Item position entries
<<<<
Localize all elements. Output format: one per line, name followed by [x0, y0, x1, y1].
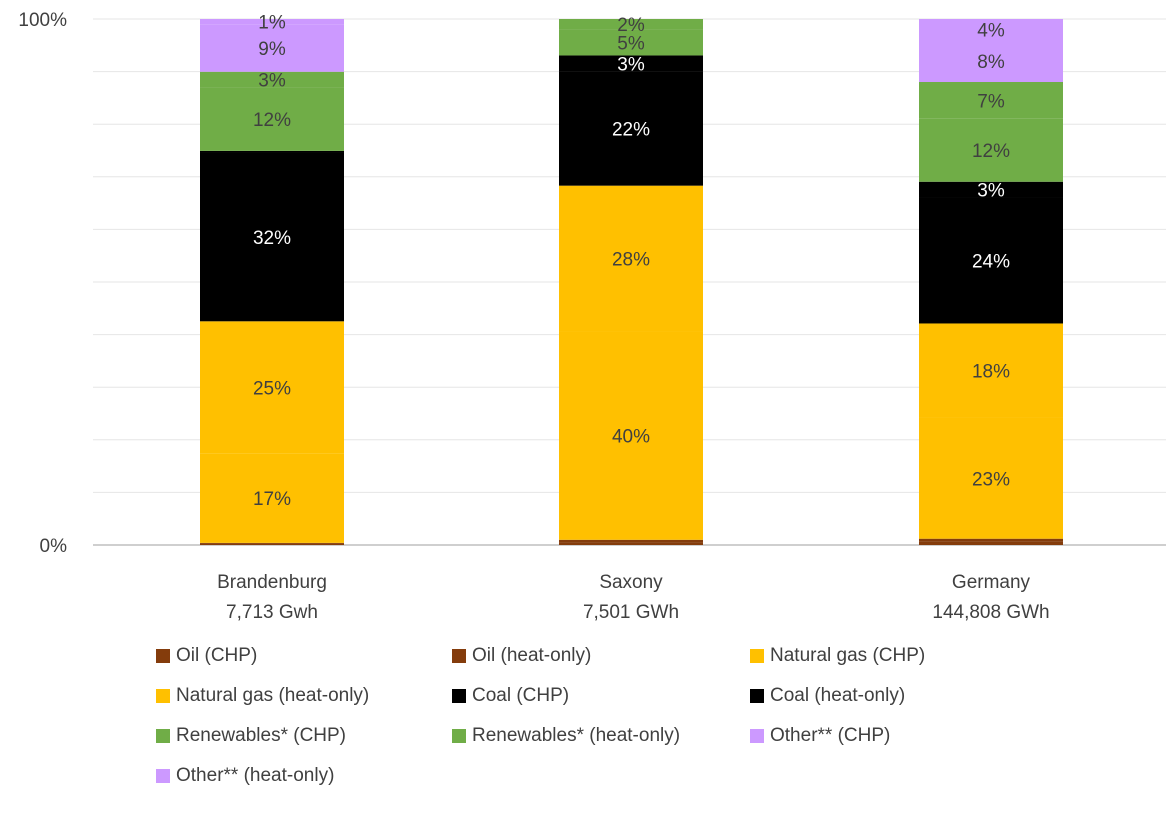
legend-swatch [452, 649, 466, 663]
data-label: 23% [972, 469, 1010, 490]
legend-label: Coal (CHP) [472, 685, 570, 706]
bar-segment [919, 19, 1063, 40]
bar-segment [559, 539, 703, 543]
bar-segment [200, 87, 344, 151]
bar-segment [200, 321, 344, 454]
data-label: 8% [977, 52, 1005, 73]
legend-swatch [156, 689, 170, 703]
bar-segment [919, 39, 1063, 82]
data-label: 3% [617, 54, 645, 75]
bar-segment [559, 71, 703, 186]
legend-swatch [156, 649, 170, 663]
category-label: Brandenburg [217, 572, 327, 593]
legend-item[interactable]: Coal (heat-only) [750, 685, 905, 707]
legend-item[interactable]: Oil (heat-only) [452, 645, 591, 667]
bar-segment [919, 81, 1063, 119]
y-tick-label: 0% [40, 536, 68, 557]
data-label: 3% [258, 71, 286, 92]
legend-label: Other** (CHP) [770, 725, 891, 746]
bar-segment [919, 541, 1063, 545]
y-tick-label: 100% [18, 10, 67, 31]
legend-swatch [452, 729, 466, 743]
legend-item[interactable]: Natural gas (heat-only) [156, 685, 369, 707]
bar-segment [200, 453, 344, 543]
data-label: 18% [972, 362, 1010, 383]
category-label: Saxony [599, 572, 663, 593]
data-label: 3% [977, 181, 1005, 202]
bar-segment [200, 542, 344, 544]
bar-segment [200, 19, 344, 25]
data-label: 9% [258, 39, 286, 60]
bar-segment [200, 24, 344, 72]
category-sublabel: 7,713 Gwh [226, 602, 318, 623]
data-label: 22% [612, 119, 650, 140]
bar-segment [919, 118, 1063, 182]
category-sublabel: 144,808 GWh [932, 602, 1049, 623]
legend-swatch [750, 689, 764, 703]
data-label: 28% [612, 250, 650, 271]
legend-swatch [750, 649, 764, 663]
data-label: 17% [253, 489, 291, 510]
bars [200, 19, 1063, 545]
bar-segment [919, 197, 1063, 324]
legend-label: Coal (heat-only) [770, 685, 906, 706]
legend-item[interactable]: Renewables* (CHP) [156, 725, 346, 747]
bar-segment [919, 181, 1063, 198]
legend-swatch [156, 769, 170, 783]
legend-item[interactable]: Other** (CHP) [750, 725, 890, 747]
data-labels: 17%25%32%12%3%9%1%40%28%22%3%5%2%23%18%2… [253, 13, 1010, 510]
data-label: 4% [977, 20, 1005, 41]
bar-segment [919, 323, 1063, 418]
legend-label: Renewables* (heat-only) [472, 725, 681, 746]
category-sublabel: 7,501 GWh [583, 602, 679, 623]
legend-item[interactable]: Other** (heat-only) [156, 765, 334, 787]
data-label: 2% [617, 15, 645, 36]
data-label: 12% [972, 141, 1010, 162]
bar-segment [559, 55, 703, 72]
legend-item[interactable]: Natural gas (CHP) [750, 645, 925, 667]
legend-item[interactable]: Renewables* (heat-only) [452, 725, 680, 747]
legend-label: Renewables* (CHP) [176, 725, 347, 746]
data-label: 25% [253, 378, 291, 399]
data-label: 12% [253, 110, 291, 131]
bar-segment [200, 152, 344, 322]
data-label: 7% [977, 91, 1005, 112]
bar-segment [200, 71, 344, 88]
bar-segment [559, 19, 703, 30]
category-labels: Brandenburg 7,713 Gwh Saxony 7,501 GWh Germa… [217, 572, 1050, 623]
legend-item[interactable]: Coal (CHP) [452, 685, 569, 707]
bar-segment [200, 543, 344, 545]
legend-label: Oil (CHP) [176, 645, 258, 666]
data-label: 1% [258, 13, 286, 34]
legend-label: Natural gas (heat-only) [176, 685, 370, 706]
bar-segment [919, 538, 1063, 542]
bar-segment [559, 542, 703, 545]
bar-segment [559, 29, 703, 56]
legend-swatch [750, 729, 764, 743]
data-label: 24% [972, 251, 1010, 272]
category-label: Germany [952, 572, 1031, 593]
legend-label: Natural gas (CHP) [770, 645, 926, 666]
data-label: 5% [617, 33, 645, 54]
bar-segment [200, 150, 344, 153]
data-label: 40% [612, 427, 650, 448]
bar-segment [919, 417, 1063, 539]
bar-segment [559, 185, 703, 332]
bar-segment [559, 331, 703, 540]
legend-swatch [156, 729, 170, 743]
legend-label: Oil (heat-only) [472, 645, 592, 666]
legend-item[interactable]: Oil (CHP) [156, 645, 257, 667]
legend-label: Other** (heat-only) [176, 765, 335, 786]
legend-swatch [452, 689, 466, 703]
data-label: 32% [253, 228, 291, 249]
>>>>
PROBLEM: Reproduce all of the items above word for word, and leave out the pictures.

EXERCISE ANSWER:
Localize all elements. Output format: one per line, name followed by [x0, y0, x1, y1].
legend-swatch [452, 649, 466, 663]
data-label: 23% [972, 469, 1010, 490]
legend-label: Coal (CHP) [472, 685, 570, 706]
bar-segment [919, 19, 1063, 40]
bar-segment [559, 539, 703, 543]
bar-segment [200, 87, 344, 151]
bar-segment [200, 321, 344, 454]
data-label: 8% [977, 52, 1005, 73]
legend-swatch [156, 689, 170, 703]
bar-segment [919, 39, 1063, 82]
data-label: 3% [617, 54, 645, 75]
bar-segment [559, 71, 703, 186]
legend-swatch [156, 649, 170, 663]
category-label: Brandenburg [217, 572, 327, 593]
legend-item[interactable]: Coal (heat-only) [750, 685, 905, 707]
legend-item[interactable]: Oil (heat-only) [452, 645, 591, 667]
bar-segment [919, 81, 1063, 119]
y-tick-label: 0% [40, 536, 68, 557]
data-label: 3% [258, 71, 286, 92]
legend-label: Other** (CHP) [770, 725, 891, 746]
bar-segment [919, 541, 1063, 545]
y-tick-label: 100% [18, 10, 67, 31]
legend-swatch [452, 729, 466, 743]
legend-item[interactable]: Natural gas (heat-only) [156, 685, 369, 707]
bar-segment [200, 453, 344, 543]
data-label: 18% [972, 362, 1010, 383]
category-label: Saxony [599, 572, 663, 593]
data-label: 3% [977, 181, 1005, 202]
bar-segment [200, 542, 344, 544]
bar-segment [200, 19, 344, 25]
data-label: 9% [258, 39, 286, 60]
bar-segment [200, 24, 344, 72]
category-sublabel: 7,713 Gwh [226, 602, 318, 623]
data-label: 22% [612, 119, 650, 140]
bar-segment [919, 118, 1063, 182]
category-sublabel: 144,808 GWh [932, 602, 1049, 623]
legend-swatch [750, 689, 764, 703]
data-label: 28% [612, 250, 650, 271]
legend-swatch [750, 649, 764, 663]
data-label: 17% [253, 489, 291, 510]
bars [200, 19, 1063, 545]
bar-segment [919, 197, 1063, 324]
legend-label: Coal (heat-only) [770, 685, 906, 706]
legend-item[interactable]: Renewables* (CHP) [156, 725, 346, 747]
bar-segment [919, 181, 1063, 198]
legend-swatch [156, 769, 170, 783]
legend-item[interactable]: Other** (CHP) [750, 725, 890, 747]
data-labels: 17%25%32%12%3%9%1%40%28%22%3%5%2%23%18%2… [253, 13, 1010, 510]
data-label: 4% [977, 20, 1005, 41]
bar-segment [919, 323, 1063, 418]
legend-label: Renewables* (heat-only) [472, 725, 681, 746]
category-sublabel: 7,501 GWh [583, 602, 679, 623]
legend-item[interactable]: Other** (heat-only) [156, 765, 334, 787]
data-label: 2% [617, 15, 645, 36]
data-label: 12% [972, 141, 1010, 162]
bar-segment [559, 55, 703, 72]
legend-item[interactable]: Natural gas (CHP) [750, 645, 925, 667]
legend-item[interactable]: Renewables* (heat-only) [452, 725, 680, 747]
legend-label: Renewables* (CHP) [176, 725, 347, 746]
data-label: 25% [253, 378, 291, 399]
data-label: 12% [253, 110, 291, 131]
bar-segment [200, 152, 344, 322]
data-label: 7% [977, 91, 1005, 112]
bar-segment [200, 71, 344, 88]
bar-segment [559, 19, 703, 30]
category-labels: Brandenburg 7,713 Gwh Saxony 7,501 GWh Germa… [217, 572, 1050, 623]
legend-item[interactable]: Coal (CHP) [452, 685, 569, 707]
bar-segment [200, 543, 344, 545]
legend-label: Oil (CHP) [176, 645, 258, 666]
data-label: 1% [258, 13, 286, 34]
legend-label: Natural gas (heat-only) [176, 685, 370, 706]
bar-segment [919, 538, 1063, 542]
bar-segment [559, 542, 703, 545]
bar-segment [559, 29, 703, 56]
legend-swatch [750, 729, 764, 743]
data-label: 24% [972, 251, 1010, 272]
category-label: Germany [952, 572, 1031, 593]
legend-label: Natural gas (CHP) [770, 645, 926, 666]
data-label: 5% [617, 33, 645, 54]
bar-segment [200, 150, 344, 153]
data-label: 40% [612, 427, 650, 448]
bar-segment [919, 417, 1063, 539]
bar-segment [559, 185, 703, 332]
bar-segment [559, 331, 703, 540]
legend-swatch [156, 729, 170, 743]
legend-label: Oil (heat-only) [472, 645, 592, 666]
legend-item[interactable]: Oil (CHP) [156, 645, 257, 667]
legend-label: Other** (heat-only) [176, 765, 335, 786]
legend-swatch [452, 689, 466, 703]
data-label: 32% [253, 228, 291, 249]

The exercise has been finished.